═══ Entries ═══

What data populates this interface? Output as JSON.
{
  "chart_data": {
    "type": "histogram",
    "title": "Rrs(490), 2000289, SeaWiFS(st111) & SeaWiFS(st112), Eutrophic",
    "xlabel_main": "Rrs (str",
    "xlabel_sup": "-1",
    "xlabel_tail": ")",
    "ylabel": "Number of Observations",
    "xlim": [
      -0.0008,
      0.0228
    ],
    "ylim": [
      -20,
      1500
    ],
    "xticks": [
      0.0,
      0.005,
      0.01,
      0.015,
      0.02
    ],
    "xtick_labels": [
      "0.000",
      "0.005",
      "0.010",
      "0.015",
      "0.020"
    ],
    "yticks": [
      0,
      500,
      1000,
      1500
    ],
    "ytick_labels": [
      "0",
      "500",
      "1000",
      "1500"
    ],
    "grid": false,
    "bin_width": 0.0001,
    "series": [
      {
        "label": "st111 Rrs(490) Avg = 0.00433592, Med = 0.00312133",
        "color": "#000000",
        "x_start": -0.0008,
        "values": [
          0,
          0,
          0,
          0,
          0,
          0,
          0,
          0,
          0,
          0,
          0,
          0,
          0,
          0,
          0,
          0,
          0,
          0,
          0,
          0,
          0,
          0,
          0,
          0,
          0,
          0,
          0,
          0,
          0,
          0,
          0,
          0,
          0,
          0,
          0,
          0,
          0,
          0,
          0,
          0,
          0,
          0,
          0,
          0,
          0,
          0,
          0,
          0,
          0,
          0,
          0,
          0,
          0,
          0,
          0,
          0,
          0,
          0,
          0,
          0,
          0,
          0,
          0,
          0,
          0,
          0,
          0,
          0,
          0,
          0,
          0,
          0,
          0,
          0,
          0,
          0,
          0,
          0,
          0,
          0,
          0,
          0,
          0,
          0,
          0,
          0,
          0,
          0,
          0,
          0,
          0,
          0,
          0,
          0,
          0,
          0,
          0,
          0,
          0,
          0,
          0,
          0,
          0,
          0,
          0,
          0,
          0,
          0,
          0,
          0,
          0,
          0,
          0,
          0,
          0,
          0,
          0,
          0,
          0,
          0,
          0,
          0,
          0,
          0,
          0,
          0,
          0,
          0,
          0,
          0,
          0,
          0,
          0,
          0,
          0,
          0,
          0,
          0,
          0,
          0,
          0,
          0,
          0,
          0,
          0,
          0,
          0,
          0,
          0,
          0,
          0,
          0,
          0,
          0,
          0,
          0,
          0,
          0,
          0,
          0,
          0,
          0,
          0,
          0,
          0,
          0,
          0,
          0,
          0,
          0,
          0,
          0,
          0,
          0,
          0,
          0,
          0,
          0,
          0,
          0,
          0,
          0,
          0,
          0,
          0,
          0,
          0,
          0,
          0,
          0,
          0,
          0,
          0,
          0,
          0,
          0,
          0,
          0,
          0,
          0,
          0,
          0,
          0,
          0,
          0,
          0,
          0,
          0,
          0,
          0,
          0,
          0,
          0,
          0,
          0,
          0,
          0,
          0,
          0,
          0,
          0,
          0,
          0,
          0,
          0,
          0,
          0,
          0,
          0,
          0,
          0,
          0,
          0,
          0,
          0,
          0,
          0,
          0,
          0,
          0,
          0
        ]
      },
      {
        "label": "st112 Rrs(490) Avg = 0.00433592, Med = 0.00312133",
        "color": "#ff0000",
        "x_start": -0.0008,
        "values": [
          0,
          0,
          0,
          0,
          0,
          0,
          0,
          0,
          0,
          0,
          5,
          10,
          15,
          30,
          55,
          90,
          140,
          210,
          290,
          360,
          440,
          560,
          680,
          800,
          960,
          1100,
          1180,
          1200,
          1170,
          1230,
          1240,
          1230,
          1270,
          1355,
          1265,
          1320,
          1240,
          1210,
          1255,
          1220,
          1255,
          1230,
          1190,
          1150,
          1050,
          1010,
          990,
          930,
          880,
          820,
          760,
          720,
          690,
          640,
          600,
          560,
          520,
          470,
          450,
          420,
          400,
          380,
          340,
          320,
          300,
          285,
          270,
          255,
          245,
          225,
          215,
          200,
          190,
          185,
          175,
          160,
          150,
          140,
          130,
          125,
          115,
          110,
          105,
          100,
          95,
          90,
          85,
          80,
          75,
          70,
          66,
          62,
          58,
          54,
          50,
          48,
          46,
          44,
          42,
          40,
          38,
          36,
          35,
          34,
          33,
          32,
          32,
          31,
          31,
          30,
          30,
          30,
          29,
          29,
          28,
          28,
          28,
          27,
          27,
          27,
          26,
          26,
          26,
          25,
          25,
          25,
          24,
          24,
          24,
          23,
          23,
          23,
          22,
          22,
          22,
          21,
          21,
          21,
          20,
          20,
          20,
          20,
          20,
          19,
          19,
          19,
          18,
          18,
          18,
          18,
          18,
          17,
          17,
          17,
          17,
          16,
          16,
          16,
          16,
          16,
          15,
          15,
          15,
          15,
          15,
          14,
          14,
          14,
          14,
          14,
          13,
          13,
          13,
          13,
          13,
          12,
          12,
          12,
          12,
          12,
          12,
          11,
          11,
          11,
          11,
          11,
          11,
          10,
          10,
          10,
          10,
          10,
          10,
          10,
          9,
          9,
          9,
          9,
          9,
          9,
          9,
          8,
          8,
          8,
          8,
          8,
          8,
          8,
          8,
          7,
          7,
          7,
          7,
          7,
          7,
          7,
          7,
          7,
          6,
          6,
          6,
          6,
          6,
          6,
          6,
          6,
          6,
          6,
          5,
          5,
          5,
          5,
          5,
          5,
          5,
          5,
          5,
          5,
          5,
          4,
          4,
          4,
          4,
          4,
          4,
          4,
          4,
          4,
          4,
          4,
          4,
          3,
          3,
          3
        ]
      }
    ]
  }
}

═══

*What is expected*
Without changing a word, restate the whole listing.

*Solution to the problem*
What data populates this interface? Output as JSON.
{
  "chart_data": {
    "type": "histogram",
    "title": "Rrs(490), 2000289, SeaWiFS(st111) & SeaWiFS(st112), Eutrophic",
    "xlabel_main": "Rrs (str",
    "xlabel_sup": "-1",
    "xlabel_tail": ")",
    "ylabel": "Number of Observations",
    "xlim": [
      -0.0008,
      0.0228
    ],
    "ylim": [
      -20,
      1500
    ],
    "xticks": [
      0.0,
      0.005,
      0.01,
      0.015,
      0.02
    ],
    "xtick_labels": [
      "0.000",
      "0.005",
      "0.010",
      "0.015",
      "0.020"
    ],
    "yticks": [
      0,
      500,
      1000,
      1500
    ],
    "ytick_labels": [
      "0",
      "500",
      "1000",
      "1500"
    ],
    "grid": false,
    "bin_width": 0.0001,
    "series": [
      {
        "label": "st111 Rrs(490) Avg = 0.00433592, Med = 0.00312133",
        "color": "#000000",
        "x_start": -0.0008,
        "values": [
          0,
          0,
          0,
          0,
          0,
          0,
          0,
          0,
          0,
          0,
          0,
          0,
          0,
          0,
          0,
          0,
          0,
          0,
          0,
          0,
          0,
          0,
          0,
          0,
          0,
          0,
          0,
          0,
          0,
          0,
          0,
          0,
          0,
          0,
          0,
          0,
          0,
          0,
          0,
          0,
          0,
          0,
          0,
          0,
          0,
          0,
          0,
          0,
          0,
          0,
          0,
          0,
          0,
          0,
          0,
          0,
          0,
          0,
          0,
          0,
          0,
          0,
          0,
          0,
          0,
          0,
          0,
          0,
          0,
          0,
          0,
          0,
          0,
          0,
          0,
          0,
          0,
          0,
          0,
          0,
          0,
          0,
          0,
          0,
          0,
          0,
          0,
          0,
          0,
          0,
          0,
          0,
          0,
          0,
          0,
          0,
          0,
          0,
          0,
          0,
          0,
          0,
          0,
          0,
          0,
          0,
          0,
          0,
          0,
          0,
          0,
          0,
          0,
          0,
          0,
          0,
          0,
          0,
          0,
          0,
          0,
          0,
          0,
          0,
          0,
          0,
          0,
          0,
          0,
          0,
          0,
          0,
          0,
          0,
          0,
          0,
          0,
          0,
          0,
          0,
          0,
          0,
          0,
          0,
          0,
          0,
          0,
          0,
          0,
          0,
          0,
          0,
          0,
          0,
          0,
          0,
          0,
          0,
          0,
          0,
          0,
          0,
          0,
          0,
          0,
          0,
          0,
          0,
          0,
          0,
          0,
          0,
          0,
          0,
          0,
          0,
          0,
          0,
          0,
          0,
          0,
          0,
          0,
          0,
          0,
          0,
          0,
          0,
          0,
          0,
          0,
          0,
          0,
          0,
          0,
          0,
          0,
          0,
          0,
          0,
          0,
          0,
          0,
          0,
          0,
          0,
          0,
          0,
          0,
          0,
          0,
          0,
          0,
          0,
          0,
          0,
          0,
          0,
          0,
          0,
          0,
          0,
          0,
          0,
          0,
          0,
          0,
          0,
          0,
          0,
          0,
          0,
          0,
          0,
          0,
          0,
          0,
          0,
          0,
          0,
          0
        ]
      },
      {
        "label": "st112 Rrs(490) Avg = 0.00433592, Med = 0.00312133",
        "color": "#ff0000",
        "x_start": -0.0008,
        "values": [
          0,
          0,
          0,
          0,
          0,
          0,
          0,
          0,
          0,
          0,
          5,
          10,
          15,
          30,
          55,
          90,
          140,
          210,
          290,
          360,
          440,
          560,
          680,
          800,
          960,
          1100,
          1180,
          1200,
          1170,
          1230,
          1240,
          1230,
          1270,
          1355,
          1265,
          1320,
          1240,
          1210,
          1255,
          1220,
          1255,
          1230,
          1190,
          1150,
          1050,
          1010,
          990,
          930,
          880,
          820,
          760,
          720,
          690,
          640,
          600,
          560,
          520,
          470,
          450,
          420,
          400,
          380,
          340,
          320,
          300,
          285,
          270,
          255,
          245,
          225,
          215,
          200,
          190,
          185,
          175,
          160,
          150,
          140,
          130,
          125,
          115,
          110,
          105,
          100,
          95,
          90,
          85,
          80,
          75,
          70,
          66,
          62,
          58,
          54,
          50,
          48,
          46,
          44,
          42,
          40,
          38,
          36,
          35,
          34,
          33,
          32,
          32,
          31,
          31,
          30,
          30,
          30,
          29,
          29,
          28,
          28,
          28,
          27,
          27,
          27,
          26,
          26,
          26,
          25,
          25,
          25,
          24,
          24,
          24,
          23,
          23,
          23,
          22,
          22,
          22,
          21,
          21,
          21,
          20,
          20,
          20,
          20,
          20,
          19,
          19,
          19,
          18,
          18,
          18,
          18,
          18,
          17,
          17,
          17,
          17,
          16,
          16,
          16,
          16,
          16,
          15,
          15,
          15,
          15,
          15,
          14,
          14,
          14,
          14,
          14,
          13,
          13,
          13,
          13,
          13,
          12,
          12,
          12,
          12,
          12,
          12,
          11,
          11,
          11,
          11,
          11,
          11,
          10,
          10,
          10,
          10,
          10,
          10,
          10,
          9,
          9,
          9,
          9,
          9,
          9,
          9,
          8,
          8,
          8,
          8,
          8,
          8,
          8,
          8,
          7,
          7,
          7,
          7,
          7,
          7,
          7,
          7,
          7,
          6,
          6,
          6,
          6,
          6,
          6,
          6,
          6,
          6,
          6,
          5,
          5,
          5,
          5,
          5,
          5,
          5,
          5,
          5,
          5,
          5,
          4,
          4,
          4,
          4,
          4,
          4,
          4,
          4,
          4,
          4,
          4,
          4,
          3,
          3,
          3
        ]
      }
    ]
  }
}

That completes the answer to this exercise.